What to work on: Go through the listing below and gather every line with the word "JSON".
── Stored rows ──
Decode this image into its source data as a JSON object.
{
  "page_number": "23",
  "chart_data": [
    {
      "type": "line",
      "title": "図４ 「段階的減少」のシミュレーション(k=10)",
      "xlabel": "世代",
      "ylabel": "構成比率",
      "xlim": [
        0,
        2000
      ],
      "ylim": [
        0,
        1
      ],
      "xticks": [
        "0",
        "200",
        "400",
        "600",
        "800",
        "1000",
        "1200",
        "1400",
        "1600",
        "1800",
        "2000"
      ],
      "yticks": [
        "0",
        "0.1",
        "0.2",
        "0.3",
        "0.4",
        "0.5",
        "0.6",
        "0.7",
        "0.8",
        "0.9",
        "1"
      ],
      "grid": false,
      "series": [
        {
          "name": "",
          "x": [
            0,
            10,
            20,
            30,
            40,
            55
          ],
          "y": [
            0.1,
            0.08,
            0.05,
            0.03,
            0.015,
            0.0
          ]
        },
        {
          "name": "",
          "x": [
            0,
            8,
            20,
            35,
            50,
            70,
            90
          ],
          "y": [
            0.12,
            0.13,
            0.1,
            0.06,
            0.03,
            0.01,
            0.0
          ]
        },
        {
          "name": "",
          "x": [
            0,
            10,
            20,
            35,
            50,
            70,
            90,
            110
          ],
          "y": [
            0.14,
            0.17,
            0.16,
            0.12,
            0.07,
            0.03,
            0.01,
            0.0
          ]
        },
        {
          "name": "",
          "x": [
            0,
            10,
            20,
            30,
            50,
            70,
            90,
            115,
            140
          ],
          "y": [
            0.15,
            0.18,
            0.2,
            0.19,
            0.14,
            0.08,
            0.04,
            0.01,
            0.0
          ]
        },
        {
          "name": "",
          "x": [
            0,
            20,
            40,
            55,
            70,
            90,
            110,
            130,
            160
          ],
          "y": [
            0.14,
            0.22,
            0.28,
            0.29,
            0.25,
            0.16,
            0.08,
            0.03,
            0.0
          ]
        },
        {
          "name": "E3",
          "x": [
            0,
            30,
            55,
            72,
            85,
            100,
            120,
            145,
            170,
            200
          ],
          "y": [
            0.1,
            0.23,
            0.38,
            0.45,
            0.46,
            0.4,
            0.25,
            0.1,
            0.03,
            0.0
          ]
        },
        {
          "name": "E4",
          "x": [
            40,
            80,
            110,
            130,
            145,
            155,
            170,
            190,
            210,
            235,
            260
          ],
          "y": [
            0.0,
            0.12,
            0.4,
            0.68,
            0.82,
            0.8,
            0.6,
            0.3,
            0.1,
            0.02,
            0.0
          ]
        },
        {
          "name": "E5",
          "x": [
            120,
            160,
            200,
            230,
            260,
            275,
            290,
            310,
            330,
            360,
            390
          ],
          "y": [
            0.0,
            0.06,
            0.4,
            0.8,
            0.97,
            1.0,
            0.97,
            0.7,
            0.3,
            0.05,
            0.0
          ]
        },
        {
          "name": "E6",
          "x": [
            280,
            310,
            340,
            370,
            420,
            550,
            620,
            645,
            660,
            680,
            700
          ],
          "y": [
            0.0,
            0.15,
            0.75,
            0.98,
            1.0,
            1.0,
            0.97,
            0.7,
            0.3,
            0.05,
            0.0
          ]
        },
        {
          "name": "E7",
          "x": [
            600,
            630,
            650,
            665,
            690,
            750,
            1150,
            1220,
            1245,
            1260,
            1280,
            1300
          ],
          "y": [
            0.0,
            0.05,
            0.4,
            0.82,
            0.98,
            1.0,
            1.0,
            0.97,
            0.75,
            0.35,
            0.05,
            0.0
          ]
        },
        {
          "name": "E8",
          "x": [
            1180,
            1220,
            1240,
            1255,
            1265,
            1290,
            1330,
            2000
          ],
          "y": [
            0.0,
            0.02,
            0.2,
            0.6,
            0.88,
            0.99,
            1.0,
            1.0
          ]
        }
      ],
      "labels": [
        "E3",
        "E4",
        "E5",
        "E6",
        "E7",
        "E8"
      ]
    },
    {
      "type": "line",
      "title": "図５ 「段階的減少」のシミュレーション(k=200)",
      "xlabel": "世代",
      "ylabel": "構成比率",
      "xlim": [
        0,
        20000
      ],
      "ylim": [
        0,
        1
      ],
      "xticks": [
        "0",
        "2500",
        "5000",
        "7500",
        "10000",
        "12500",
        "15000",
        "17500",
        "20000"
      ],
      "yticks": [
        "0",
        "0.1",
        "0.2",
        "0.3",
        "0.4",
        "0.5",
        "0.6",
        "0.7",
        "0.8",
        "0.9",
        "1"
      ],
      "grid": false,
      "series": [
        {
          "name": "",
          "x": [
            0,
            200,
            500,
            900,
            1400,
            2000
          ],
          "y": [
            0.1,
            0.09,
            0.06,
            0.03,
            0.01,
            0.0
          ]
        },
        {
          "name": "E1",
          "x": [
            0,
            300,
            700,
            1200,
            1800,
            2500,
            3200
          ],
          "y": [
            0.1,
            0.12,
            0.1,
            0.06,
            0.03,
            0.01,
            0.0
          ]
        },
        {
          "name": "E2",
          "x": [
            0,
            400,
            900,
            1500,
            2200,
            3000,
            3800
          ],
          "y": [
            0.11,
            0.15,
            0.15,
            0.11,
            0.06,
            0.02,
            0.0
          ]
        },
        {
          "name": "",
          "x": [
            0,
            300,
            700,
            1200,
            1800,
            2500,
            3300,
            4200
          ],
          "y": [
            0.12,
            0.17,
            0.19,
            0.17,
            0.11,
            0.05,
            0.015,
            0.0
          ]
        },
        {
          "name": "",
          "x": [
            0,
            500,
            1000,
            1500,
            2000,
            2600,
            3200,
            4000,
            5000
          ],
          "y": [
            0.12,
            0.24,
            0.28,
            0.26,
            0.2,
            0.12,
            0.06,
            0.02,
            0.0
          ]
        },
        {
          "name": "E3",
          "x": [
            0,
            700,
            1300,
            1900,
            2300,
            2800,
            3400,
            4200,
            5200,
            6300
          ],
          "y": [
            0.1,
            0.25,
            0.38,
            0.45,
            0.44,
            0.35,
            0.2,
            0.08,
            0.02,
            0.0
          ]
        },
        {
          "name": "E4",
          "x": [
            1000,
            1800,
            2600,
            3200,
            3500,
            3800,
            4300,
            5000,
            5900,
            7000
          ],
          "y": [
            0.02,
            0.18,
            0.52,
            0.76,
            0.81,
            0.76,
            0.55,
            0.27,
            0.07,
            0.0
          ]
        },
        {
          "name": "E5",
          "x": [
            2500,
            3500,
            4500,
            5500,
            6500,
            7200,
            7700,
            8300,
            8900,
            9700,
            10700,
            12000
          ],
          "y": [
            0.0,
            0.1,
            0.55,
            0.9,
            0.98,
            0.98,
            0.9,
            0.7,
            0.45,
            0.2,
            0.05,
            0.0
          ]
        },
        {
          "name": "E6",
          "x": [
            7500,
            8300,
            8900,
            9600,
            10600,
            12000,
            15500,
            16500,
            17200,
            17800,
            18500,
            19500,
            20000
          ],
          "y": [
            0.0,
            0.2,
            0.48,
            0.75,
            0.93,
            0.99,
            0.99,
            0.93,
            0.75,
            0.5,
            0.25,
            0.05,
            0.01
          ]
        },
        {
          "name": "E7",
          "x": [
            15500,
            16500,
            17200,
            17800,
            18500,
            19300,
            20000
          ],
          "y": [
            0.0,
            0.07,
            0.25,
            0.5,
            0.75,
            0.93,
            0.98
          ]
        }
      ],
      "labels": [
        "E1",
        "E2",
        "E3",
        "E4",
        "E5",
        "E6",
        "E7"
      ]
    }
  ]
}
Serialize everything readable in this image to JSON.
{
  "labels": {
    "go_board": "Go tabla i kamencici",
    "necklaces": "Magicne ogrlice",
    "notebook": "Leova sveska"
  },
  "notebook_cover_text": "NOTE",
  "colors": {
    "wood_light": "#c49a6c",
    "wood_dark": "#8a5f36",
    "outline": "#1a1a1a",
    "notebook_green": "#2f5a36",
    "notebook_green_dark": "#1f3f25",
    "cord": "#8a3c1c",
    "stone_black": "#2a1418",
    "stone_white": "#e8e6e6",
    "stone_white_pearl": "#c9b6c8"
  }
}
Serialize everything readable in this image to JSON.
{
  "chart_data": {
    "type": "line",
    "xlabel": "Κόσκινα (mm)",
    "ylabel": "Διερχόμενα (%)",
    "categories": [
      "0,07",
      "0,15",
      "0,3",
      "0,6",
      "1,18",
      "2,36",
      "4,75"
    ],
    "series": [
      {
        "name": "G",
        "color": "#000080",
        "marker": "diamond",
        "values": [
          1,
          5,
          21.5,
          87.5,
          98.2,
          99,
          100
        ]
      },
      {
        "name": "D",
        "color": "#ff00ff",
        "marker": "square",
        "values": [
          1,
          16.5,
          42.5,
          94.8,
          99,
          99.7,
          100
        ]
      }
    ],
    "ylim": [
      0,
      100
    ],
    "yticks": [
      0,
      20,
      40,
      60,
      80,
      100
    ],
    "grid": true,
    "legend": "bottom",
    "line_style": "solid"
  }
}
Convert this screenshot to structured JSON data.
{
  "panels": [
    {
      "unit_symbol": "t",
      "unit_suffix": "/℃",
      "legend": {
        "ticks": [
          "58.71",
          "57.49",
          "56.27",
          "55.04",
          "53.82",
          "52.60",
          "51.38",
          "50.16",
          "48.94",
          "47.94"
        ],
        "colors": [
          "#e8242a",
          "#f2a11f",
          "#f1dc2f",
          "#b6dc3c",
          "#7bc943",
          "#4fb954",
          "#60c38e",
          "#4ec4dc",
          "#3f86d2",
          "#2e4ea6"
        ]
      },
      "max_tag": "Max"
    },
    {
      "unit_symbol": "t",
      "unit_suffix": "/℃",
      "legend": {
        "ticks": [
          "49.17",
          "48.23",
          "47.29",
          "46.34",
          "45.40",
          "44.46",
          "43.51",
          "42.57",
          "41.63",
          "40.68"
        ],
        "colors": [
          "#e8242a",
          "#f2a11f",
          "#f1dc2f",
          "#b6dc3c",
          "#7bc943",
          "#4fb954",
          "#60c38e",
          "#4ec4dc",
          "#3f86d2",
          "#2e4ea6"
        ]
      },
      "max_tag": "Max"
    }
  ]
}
───
Output for this task:
Decode this image into its source data as a JSON object.
Serialize everything readable in this image to JSON.
Serialize everything readable in this image to JSON.
Convert this screenshot to structured JSON data.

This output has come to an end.